Written instruction
Extract every line of the material below and reproduce each one word for word, without changes.

Records for processing

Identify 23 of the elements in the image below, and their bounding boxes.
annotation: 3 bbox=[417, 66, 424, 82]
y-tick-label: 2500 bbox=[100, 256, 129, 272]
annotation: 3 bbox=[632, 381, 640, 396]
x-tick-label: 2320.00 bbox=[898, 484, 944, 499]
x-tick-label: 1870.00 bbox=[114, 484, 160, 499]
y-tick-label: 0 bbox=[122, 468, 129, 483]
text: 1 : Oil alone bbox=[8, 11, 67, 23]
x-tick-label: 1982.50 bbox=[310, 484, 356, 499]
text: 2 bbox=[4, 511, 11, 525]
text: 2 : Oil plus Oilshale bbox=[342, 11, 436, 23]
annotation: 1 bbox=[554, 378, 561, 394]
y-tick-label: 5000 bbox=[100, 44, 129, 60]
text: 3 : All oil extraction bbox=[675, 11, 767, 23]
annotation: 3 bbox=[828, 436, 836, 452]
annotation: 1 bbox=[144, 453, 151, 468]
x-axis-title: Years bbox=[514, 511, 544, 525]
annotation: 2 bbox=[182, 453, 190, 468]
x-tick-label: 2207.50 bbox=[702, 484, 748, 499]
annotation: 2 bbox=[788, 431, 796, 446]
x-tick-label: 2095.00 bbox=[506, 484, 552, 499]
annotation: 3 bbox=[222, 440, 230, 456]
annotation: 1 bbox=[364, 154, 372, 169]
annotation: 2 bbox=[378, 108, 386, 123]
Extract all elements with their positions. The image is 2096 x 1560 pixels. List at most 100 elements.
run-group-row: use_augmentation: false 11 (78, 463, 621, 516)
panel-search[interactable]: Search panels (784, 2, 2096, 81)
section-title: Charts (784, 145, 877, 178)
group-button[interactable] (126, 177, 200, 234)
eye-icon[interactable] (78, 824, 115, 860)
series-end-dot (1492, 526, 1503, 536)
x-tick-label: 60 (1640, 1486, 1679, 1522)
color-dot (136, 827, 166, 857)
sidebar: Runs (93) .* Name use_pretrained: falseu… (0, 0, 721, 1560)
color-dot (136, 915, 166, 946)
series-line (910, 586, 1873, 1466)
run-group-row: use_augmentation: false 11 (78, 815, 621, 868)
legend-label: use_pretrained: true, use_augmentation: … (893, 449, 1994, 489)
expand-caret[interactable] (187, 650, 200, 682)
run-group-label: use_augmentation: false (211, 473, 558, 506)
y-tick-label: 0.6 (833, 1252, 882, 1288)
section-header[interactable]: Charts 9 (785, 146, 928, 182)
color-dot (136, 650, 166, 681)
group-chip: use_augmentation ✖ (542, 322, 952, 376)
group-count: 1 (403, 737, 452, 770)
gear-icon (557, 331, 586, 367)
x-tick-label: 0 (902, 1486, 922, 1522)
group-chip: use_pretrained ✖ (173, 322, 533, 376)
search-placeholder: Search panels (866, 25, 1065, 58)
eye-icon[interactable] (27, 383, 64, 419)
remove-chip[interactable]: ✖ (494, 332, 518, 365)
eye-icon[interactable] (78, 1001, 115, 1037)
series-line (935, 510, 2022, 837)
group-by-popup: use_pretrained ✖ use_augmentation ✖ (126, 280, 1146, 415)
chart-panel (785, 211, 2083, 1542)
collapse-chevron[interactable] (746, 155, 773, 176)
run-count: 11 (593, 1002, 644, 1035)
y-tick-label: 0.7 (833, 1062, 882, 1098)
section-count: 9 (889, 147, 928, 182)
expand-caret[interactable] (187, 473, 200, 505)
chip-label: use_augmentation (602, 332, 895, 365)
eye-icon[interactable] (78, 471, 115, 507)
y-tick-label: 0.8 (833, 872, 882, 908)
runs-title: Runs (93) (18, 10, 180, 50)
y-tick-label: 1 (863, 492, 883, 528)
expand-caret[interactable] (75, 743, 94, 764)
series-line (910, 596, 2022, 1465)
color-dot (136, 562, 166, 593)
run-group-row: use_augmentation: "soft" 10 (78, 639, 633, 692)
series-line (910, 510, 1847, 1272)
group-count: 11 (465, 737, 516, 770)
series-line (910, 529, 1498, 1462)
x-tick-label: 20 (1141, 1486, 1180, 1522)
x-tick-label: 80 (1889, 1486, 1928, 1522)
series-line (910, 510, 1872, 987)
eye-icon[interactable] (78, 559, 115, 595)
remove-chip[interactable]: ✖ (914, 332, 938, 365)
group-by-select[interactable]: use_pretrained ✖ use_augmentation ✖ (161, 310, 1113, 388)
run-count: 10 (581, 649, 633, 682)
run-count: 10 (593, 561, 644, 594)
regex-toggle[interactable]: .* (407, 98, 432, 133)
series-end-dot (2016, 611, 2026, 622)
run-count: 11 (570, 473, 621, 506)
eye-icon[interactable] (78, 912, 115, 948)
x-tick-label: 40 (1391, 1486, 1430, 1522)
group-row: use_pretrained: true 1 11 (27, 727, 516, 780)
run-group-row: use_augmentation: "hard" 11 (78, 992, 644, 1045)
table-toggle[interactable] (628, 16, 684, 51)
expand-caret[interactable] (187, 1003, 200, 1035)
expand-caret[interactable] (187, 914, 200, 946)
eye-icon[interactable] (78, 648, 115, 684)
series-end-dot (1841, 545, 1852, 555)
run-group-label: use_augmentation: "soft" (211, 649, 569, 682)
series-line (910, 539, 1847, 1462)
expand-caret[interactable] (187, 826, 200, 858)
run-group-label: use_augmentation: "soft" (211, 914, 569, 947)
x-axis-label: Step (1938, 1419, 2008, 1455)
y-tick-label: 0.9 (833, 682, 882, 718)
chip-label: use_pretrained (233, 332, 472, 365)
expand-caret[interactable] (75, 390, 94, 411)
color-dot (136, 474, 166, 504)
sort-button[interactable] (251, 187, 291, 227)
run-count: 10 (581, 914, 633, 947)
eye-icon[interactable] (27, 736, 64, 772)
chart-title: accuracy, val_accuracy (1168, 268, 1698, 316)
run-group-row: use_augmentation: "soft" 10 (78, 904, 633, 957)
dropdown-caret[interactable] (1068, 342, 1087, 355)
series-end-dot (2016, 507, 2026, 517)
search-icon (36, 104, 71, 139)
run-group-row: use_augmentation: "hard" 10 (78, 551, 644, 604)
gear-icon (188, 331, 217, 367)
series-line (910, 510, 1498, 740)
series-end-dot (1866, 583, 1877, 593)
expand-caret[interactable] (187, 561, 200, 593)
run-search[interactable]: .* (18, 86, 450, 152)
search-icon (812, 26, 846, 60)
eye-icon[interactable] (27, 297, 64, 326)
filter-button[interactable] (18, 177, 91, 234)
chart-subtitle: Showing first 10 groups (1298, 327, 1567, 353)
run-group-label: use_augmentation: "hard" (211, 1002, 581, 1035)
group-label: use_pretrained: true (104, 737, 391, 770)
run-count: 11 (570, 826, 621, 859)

Reply
Identify 23 of the elements in the image below, and their bounding boxes.
annotation: 3 bbox=[417, 66, 424, 82]
y-tick-label: 2500 bbox=[100, 256, 129, 272]
annotation: 3 bbox=[632, 381, 640, 396]
x-tick-label: 2320.00 bbox=[898, 484, 944, 499]
x-tick-label: 1870.00 bbox=[114, 484, 160, 499]
y-tick-label: 0 bbox=[122, 468, 129, 483]
text: 1 : Oil alone bbox=[8, 11, 67, 23]
x-tick-label: 1982.50 bbox=[310, 484, 356, 499]
text: 2 bbox=[4, 511, 11, 525]
text: 2 : Oil plus Oilshale bbox=[342, 11, 436, 23]
annotation: 1 bbox=[554, 378, 561, 394]
y-tick-label: 5000 bbox=[100, 44, 129, 60]
text: 3 : All oil extraction bbox=[675, 11, 767, 23]
annotation: 3 bbox=[828, 436, 836, 452]
annotation: 1 bbox=[144, 453, 151, 468]
x-axis-title: Years bbox=[514, 511, 544, 525]
annotation: 2 bbox=[182, 453, 190, 468]
x-tick-label: 2207.50 bbox=[702, 484, 748, 499]
annotation: 2 bbox=[788, 431, 796, 446]
x-tick-label: 2095.00 bbox=[506, 484, 552, 499]
annotation: 3 bbox=[222, 440, 230, 456]
annotation: 1 bbox=[364, 154, 372, 169]
annotation: 2 bbox=[378, 108, 386, 123]
Extract all elements with their positions. The image is 2096 x 1560 pixels. List at most 100 elements.
run-group-row: use_augmentation: false 11 (78, 463, 621, 516)
panel-search[interactable]: Search panels (784, 2, 2096, 81)
section-title: Charts (784, 145, 877, 178)
group-button[interactable] (126, 177, 200, 234)
eye-icon[interactable] (78, 824, 115, 860)
series-end-dot (1492, 526, 1503, 536)
x-tick-label: 60 (1640, 1486, 1679, 1522)
color-dot (136, 827, 166, 857)
sidebar: Runs (93) .* Name use_pretrained: falseu… (0, 0, 721, 1560)
color-dot (136, 915, 166, 946)
series-line (910, 586, 1873, 1466)
run-group-row: use_augmentation: false 11 (78, 815, 621, 868)
legend-label: use_pretrained: true, use_augmentation: … (893, 449, 1994, 489)
expand-caret[interactable] (187, 650, 200, 682)
run-group-label: use_augmentation: false (211, 473, 558, 506)
y-tick-label: 0.6 (833, 1252, 882, 1288)
section-header[interactable]: Charts 9 (785, 146, 928, 182)
color-dot (136, 650, 166, 681)
group-chip: use_augmentation ✖ (542, 322, 952, 376)
group-count: 1 (403, 737, 452, 770)
gear-icon (557, 331, 586, 367)
x-tick-label: 0 (902, 1486, 922, 1522)
group-chip: use_pretrained ✖ (173, 322, 533, 376)
search-placeholder: Search panels (866, 25, 1065, 58)
eye-icon[interactable] (27, 383, 64, 419)
remove-chip[interactable]: ✖ (494, 332, 518, 365)
eye-icon[interactable] (78, 1001, 115, 1037)
series-line (935, 510, 2022, 837)
group-by-popup: use_pretrained ✖ use_augmentation ✖ (126, 280, 1146, 415)
chart-panel (785, 211, 2083, 1542)
collapse-chevron[interactable] (746, 155, 773, 176)
run-count: 11 (593, 1002, 644, 1035)
y-tick-label: 0.7 (833, 1062, 882, 1098)
section-count: 9 (889, 147, 928, 182)
expand-caret[interactable] (187, 473, 200, 505)
chip-label: use_augmentation (602, 332, 895, 365)
eye-icon[interactable] (78, 471, 115, 507)
y-tick-label: 0.8 (833, 872, 882, 908)
runs-title: Runs (93) (18, 10, 180, 50)
y-tick-label: 1 (863, 492, 883, 528)
expand-caret[interactable] (75, 743, 94, 764)
series-line (910, 596, 2022, 1465)
color-dot (136, 562, 166, 593)
run-group-row: use_augmentation: "soft" 10 (78, 639, 633, 692)
series-line (910, 510, 1847, 1272)
group-count: 11 (465, 737, 516, 770)
series-line (910, 529, 1498, 1462)
x-tick-label: 20 (1141, 1486, 1180, 1522)
x-tick-label: 80 (1889, 1486, 1928, 1522)
series-line (910, 510, 1872, 987)
eye-icon[interactable] (78, 559, 115, 595)
remove-chip[interactable]: ✖ (914, 332, 938, 365)
group-by-select[interactable]: use_pretrained ✖ use_augmentation ✖ (161, 310, 1113, 388)
run-count: 10 (581, 649, 633, 682)
run-count: 10 (593, 561, 644, 594)
regex-toggle[interactable]: .* (407, 98, 432, 133)
series-end-dot (2016, 611, 2026, 622)
run-count: 11 (570, 473, 621, 506)
eye-icon[interactable] (78, 912, 115, 948)
x-tick-label: 40 (1391, 1486, 1430, 1522)
group-row: use_pretrained: true 1 11 (27, 727, 516, 780)
run-group-row: use_augmentation: "hard" 11 (78, 992, 644, 1045)
table-toggle[interactable] (628, 16, 684, 51)
expand-caret[interactable] (187, 1003, 200, 1035)
expand-caret[interactable] (187, 914, 200, 946)
eye-icon[interactable] (78, 648, 115, 684)
series-end-dot (1841, 545, 1852, 555)
run-group-label: use_augmentation: "soft" (211, 649, 569, 682)
series-line (910, 539, 1847, 1462)
expand-caret[interactable] (187, 826, 200, 858)
run-group-label: use_augmentation: "soft" (211, 914, 569, 947)
x-axis-label: Step (1938, 1419, 2008, 1455)
y-tick-label: 0.9 (833, 682, 882, 718)
chip-label: use_pretrained (233, 332, 472, 365)
expand-caret[interactable] (75, 390, 94, 411)
color-dot (136, 474, 166, 504)
sort-button[interactable] (251, 187, 291, 227)
run-count: 10 (581, 914, 633, 947)
eye-icon[interactable] (27, 736, 64, 772)
chart-title: accuracy, val_accuracy (1168, 268, 1698, 316)
run-group-row: use_augmentation: "soft" 10 (78, 904, 633, 957)
dropdown-caret[interactable] (1068, 342, 1087, 355)
series-end-dot (2016, 507, 2026, 517)
search-icon (36, 104, 71, 139)
run-group-row: use_augmentation: "hard" 10 (78, 551, 644, 604)
gear-icon (188, 331, 217, 367)
series-line (910, 510, 1498, 740)
series-end-dot (1866, 583, 1877, 593)
expand-caret[interactable] (187, 561, 200, 593)
run-search[interactable]: .* (18, 86, 450, 152)
search-icon (812, 26, 846, 60)
eye-icon[interactable] (27, 297, 64, 326)
filter-button[interactable] (18, 177, 91, 234)
chart-subtitle: Showing first 10 groups (1298, 327, 1567, 353)
run-group-label: use_augmentation: "hard" (211, 1002, 581, 1035)
group-label: use_pretrained: true (104, 737, 391, 770)
run-count: 11 (570, 826, 621, 859)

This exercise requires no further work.